Copy every entry exactly as given, minus the images.

§

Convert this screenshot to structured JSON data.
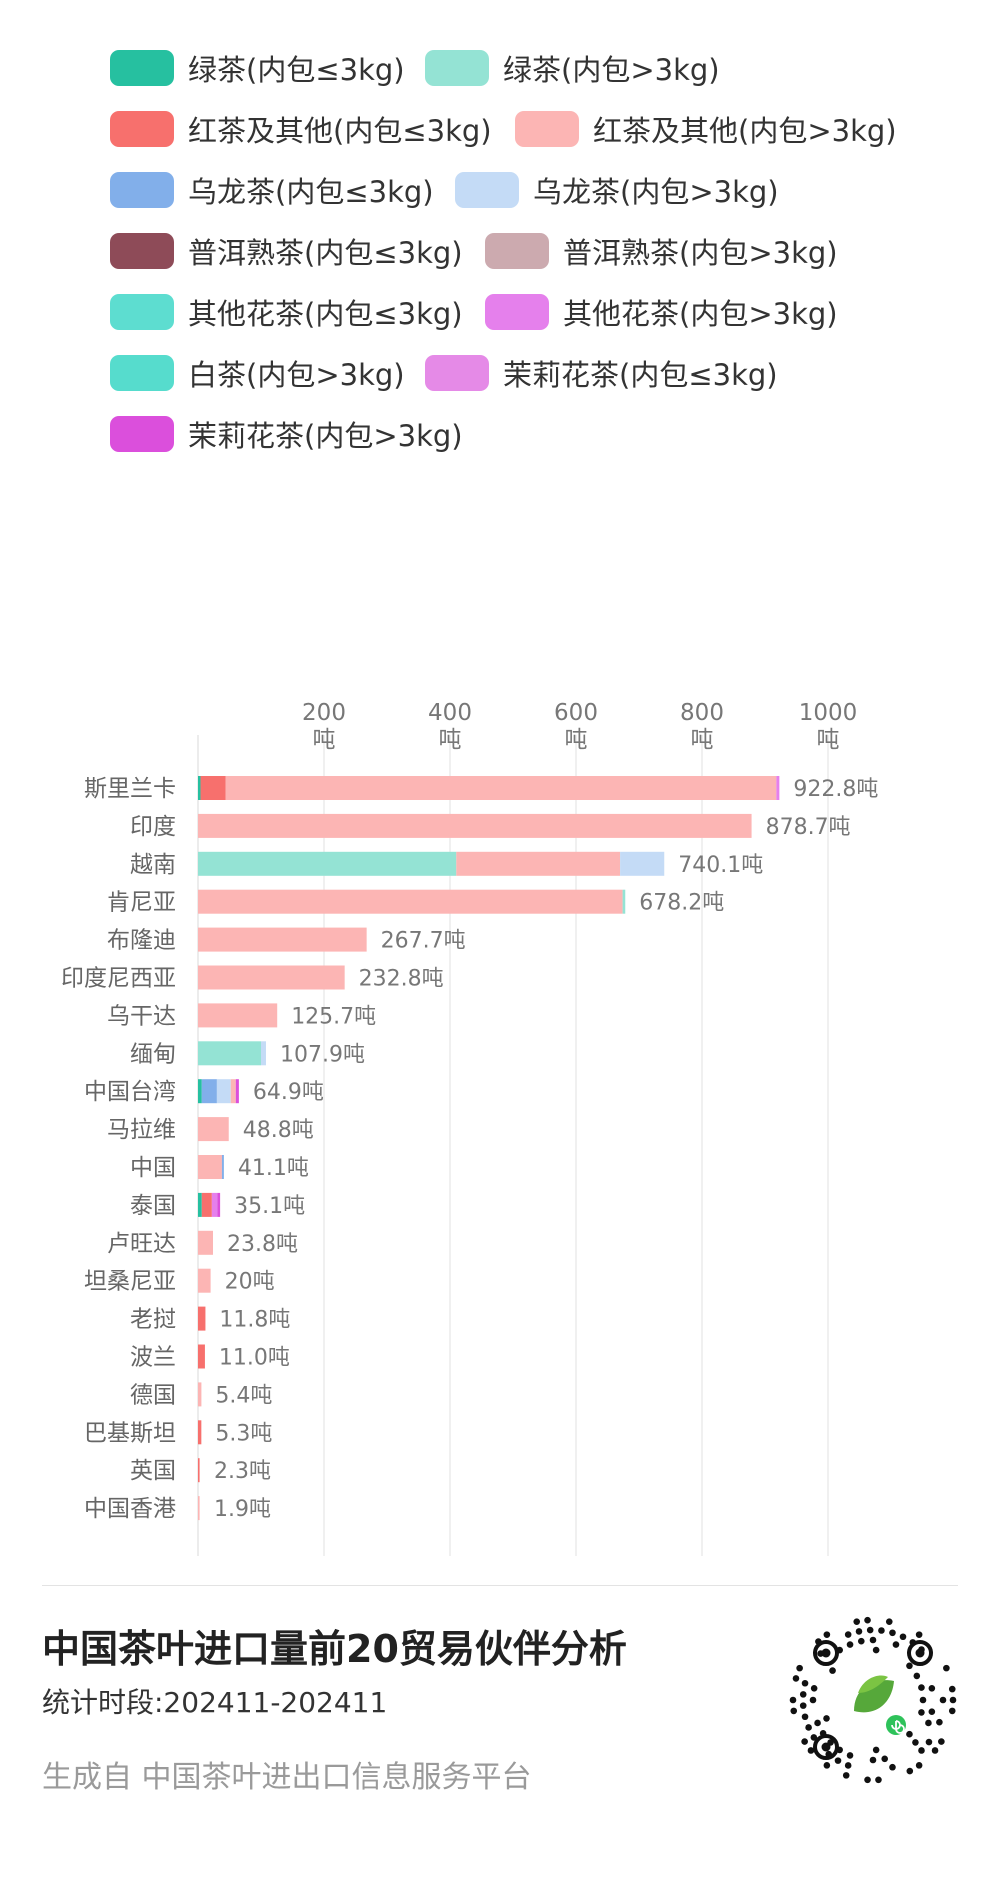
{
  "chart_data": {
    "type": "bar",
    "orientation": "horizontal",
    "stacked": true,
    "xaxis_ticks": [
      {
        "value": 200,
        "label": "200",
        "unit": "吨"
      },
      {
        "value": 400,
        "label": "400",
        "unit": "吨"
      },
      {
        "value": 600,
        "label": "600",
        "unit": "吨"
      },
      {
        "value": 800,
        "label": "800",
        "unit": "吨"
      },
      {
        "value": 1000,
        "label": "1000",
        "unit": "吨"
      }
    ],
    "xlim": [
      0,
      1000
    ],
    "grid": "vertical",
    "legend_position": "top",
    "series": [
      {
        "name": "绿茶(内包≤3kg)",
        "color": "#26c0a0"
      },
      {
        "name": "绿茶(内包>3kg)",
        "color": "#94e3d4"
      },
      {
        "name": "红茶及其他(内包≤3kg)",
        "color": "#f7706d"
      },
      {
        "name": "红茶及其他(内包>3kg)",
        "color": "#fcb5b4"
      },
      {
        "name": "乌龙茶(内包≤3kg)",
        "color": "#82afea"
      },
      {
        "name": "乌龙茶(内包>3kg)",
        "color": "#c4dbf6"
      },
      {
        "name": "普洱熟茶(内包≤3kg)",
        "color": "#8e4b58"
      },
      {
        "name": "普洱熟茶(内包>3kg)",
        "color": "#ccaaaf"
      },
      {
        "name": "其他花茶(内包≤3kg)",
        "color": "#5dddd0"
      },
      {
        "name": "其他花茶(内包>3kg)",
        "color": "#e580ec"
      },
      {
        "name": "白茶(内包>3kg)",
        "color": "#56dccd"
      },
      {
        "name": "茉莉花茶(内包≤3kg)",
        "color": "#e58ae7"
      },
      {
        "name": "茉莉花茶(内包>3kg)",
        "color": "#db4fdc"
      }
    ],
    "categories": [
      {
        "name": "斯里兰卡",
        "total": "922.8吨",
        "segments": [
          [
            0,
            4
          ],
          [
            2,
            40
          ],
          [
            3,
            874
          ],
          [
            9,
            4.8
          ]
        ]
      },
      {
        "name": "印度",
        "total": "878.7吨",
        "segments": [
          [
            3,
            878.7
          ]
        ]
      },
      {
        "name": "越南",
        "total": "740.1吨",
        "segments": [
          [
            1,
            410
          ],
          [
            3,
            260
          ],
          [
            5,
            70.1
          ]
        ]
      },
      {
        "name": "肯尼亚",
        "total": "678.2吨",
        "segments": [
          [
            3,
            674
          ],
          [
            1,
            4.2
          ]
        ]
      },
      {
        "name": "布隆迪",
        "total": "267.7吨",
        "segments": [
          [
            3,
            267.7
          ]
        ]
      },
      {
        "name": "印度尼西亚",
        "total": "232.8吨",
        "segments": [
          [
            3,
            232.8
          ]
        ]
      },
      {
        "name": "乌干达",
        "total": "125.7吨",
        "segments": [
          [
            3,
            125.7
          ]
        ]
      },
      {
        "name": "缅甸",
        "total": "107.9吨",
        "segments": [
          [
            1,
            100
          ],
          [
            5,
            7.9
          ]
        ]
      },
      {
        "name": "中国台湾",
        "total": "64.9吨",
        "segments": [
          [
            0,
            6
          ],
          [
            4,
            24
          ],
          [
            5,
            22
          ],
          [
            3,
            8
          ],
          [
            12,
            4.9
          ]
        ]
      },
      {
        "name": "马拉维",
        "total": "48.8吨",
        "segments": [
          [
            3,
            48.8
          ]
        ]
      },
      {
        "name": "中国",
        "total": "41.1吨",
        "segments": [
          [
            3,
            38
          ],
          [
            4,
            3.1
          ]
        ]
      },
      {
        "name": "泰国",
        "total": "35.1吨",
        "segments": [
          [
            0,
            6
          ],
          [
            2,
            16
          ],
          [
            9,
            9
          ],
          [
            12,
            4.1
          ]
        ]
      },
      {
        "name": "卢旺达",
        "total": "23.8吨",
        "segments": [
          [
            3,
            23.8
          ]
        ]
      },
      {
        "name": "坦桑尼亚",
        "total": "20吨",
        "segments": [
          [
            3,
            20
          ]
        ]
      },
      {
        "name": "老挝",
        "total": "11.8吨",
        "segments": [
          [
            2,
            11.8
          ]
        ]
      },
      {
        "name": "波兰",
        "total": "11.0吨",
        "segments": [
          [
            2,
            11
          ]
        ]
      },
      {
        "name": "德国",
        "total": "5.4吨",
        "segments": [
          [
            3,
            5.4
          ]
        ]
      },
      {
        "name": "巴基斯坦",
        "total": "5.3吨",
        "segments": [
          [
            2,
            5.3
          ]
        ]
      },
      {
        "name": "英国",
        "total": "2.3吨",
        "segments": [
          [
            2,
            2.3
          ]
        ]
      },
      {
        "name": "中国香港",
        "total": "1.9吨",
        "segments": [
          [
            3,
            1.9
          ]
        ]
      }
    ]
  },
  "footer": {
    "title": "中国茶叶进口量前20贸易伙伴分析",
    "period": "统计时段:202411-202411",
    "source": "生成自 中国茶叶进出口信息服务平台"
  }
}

§

_PROBLEM SOLUTION_:
Convert this screenshot to structured JSON data.
{
  "chart_data": {
    "type": "bar",
    "orientation": "horizontal",
    "stacked": true,
    "xaxis_ticks": [
      {
        "value": 200,
        "label": "200",
        "unit": "吨"
      },
      {
        "value": 400,
        "label": "400",
        "unit": "吨"
      },
      {
        "value": 600,
        "label": "600",
        "unit": "吨"
      },
      {
        "value": 800,
        "label": "800",
        "unit": "吨"
      },
      {
        "value": 1000,
        "label": "1000",
        "unit": "吨"
      }
    ],
    "xlim": [
      0,
      1000
    ],
    "grid": "vertical",
    "legend_position": "top",
    "series": [
      {
        "name": "绿茶(内包≤3kg)",
        "color": "#26c0a0"
      },
      {
        "name": "绿茶(内包>3kg)",
        "color": "#94e3d4"
      },
      {
        "name": "红茶及其他(内包≤3kg)",
        "color": "#f7706d"
      },
      {
        "name": "红茶及其他(内包>3kg)",
        "color": "#fcb5b4"
      },
      {
        "name": "乌龙茶(内包≤3kg)",
        "color": "#82afea"
      },
      {
        "name": "乌龙茶(内包>3kg)",
        "color": "#c4dbf6"
      },
      {
        "name": "普洱熟茶(内包≤3kg)",
        "color": "#8e4b58"
      },
      {
        "name": "普洱熟茶(内包>3kg)",
        "color": "#ccaaaf"
      },
      {
        "name": "其他花茶(内包≤3kg)",
        "color": "#5dddd0"
      },
      {
        "name": "其他花茶(内包>3kg)",
        "color": "#e580ec"
      },
      {
        "name": "白茶(内包>3kg)",
        "color": "#56dccd"
      },
      {
        "name": "茉莉花茶(内包≤3kg)",
        "color": "#e58ae7"
      },
      {
        "name": "茉莉花茶(内包>3kg)",
        "color": "#db4fdc"
      }
    ],
    "categories": [
      {
        "name": "斯里兰卡",
        "total": "922.8吨",
        "segments": [
          [
            0,
            4
          ],
          [
            2,
            40
          ],
          [
            3,
            874
          ],
          [
            9,
            4.8
          ]
        ]
      },
      {
        "name": "印度",
        "total": "878.7吨",
        "segments": [
          [
            3,
            878.7
          ]
        ]
      },
      {
        "name": "越南",
        "total": "740.1吨",
        "segments": [
          [
            1,
            410
          ],
          [
            3,
            260
          ],
          [
            5,
            70.1
          ]
        ]
      },
      {
        "name": "肯尼亚",
        "total": "678.2吨",
        "segments": [
          [
            3,
            674
          ],
          [
            1,
            4.2
          ]
        ]
      },
      {
        "name": "布隆迪",
        "total": "267.7吨",
        "segments": [
          [
            3,
            267.7
          ]
        ]
      },
      {
        "name": "印度尼西亚",
        "total": "232.8吨",
        "segments": [
          [
            3,
            232.8
          ]
        ]
      },
      {
        "name": "乌干达",
        "total": "125.7吨",
        "segments": [
          [
            3,
            125.7
          ]
        ]
      },
      {
        "name": "缅甸",
        "total": "107.9吨",
        "segments": [
          [
            1,
            100
          ],
          [
            5,
            7.9
          ]
        ]
      },
      {
        "name": "中国台湾",
        "total": "64.9吨",
        "segments": [
          [
            0,
            6
          ],
          [
            4,
            24
          ],
          [
            5,
            22
          ],
          [
            3,
            8
          ],
          [
            12,
            4.9
          ]
        ]
      },
      {
        "name": "马拉维",
        "total": "48.8吨",
        "segments": [
          [
            3,
            48.8
          ]
        ]
      },
      {
        "name": "中国",
        "total": "41.1吨",
        "segments": [
          [
            3,
            38
          ],
          [
            4,
            3.1
          ]
        ]
      },
      {
        "name": "泰国",
        "total": "35.1吨",
        "segments": [
          [
            0,
            6
          ],
          [
            2,
            16
          ],
          [
            9,
            9
          ],
          [
            12,
            4.1
          ]
        ]
      },
      {
        "name": "卢旺达",
        "total": "23.8吨",
        "segments": [
          [
            3,
            23.8
          ]
        ]
      },
      {
        "name": "坦桑尼亚",
        "total": "20吨",
        "segments": [
          [
            3,
            20
          ]
        ]
      },
      {
        "name": "老挝",
        "total": "11.8吨",
        "segments": [
          [
            2,
            11.8
          ]
        ]
      },
      {
        "name": "波兰",
        "total": "11.0吨",
        "segments": [
          [
            2,
            11
          ]
        ]
      },
      {
        "name": "德国",
        "total": "5.4吨",
        "segments": [
          [
            3,
            5.4
          ]
        ]
      },
      {
        "name": "巴基斯坦",
        "total": "5.3吨",
        "segments": [
          [
            2,
            5.3
          ]
        ]
      },
      {
        "name": "英国",
        "total": "2.3吨",
        "segments": [
          [
            2,
            2.3
          ]
        ]
      },
      {
        "name": "中国香港",
        "total": "1.9吨",
        "segments": [
          [
            3,
            1.9
          ]
        ]
      }
    ]
  },
  "footer": {
    "title": "中国茶叶进口量前20贸易伙伴分析",
    "period": "统计时段:202411-202411",
    "source": "生成自 中国茶叶进出口信息服务平台"
  }
}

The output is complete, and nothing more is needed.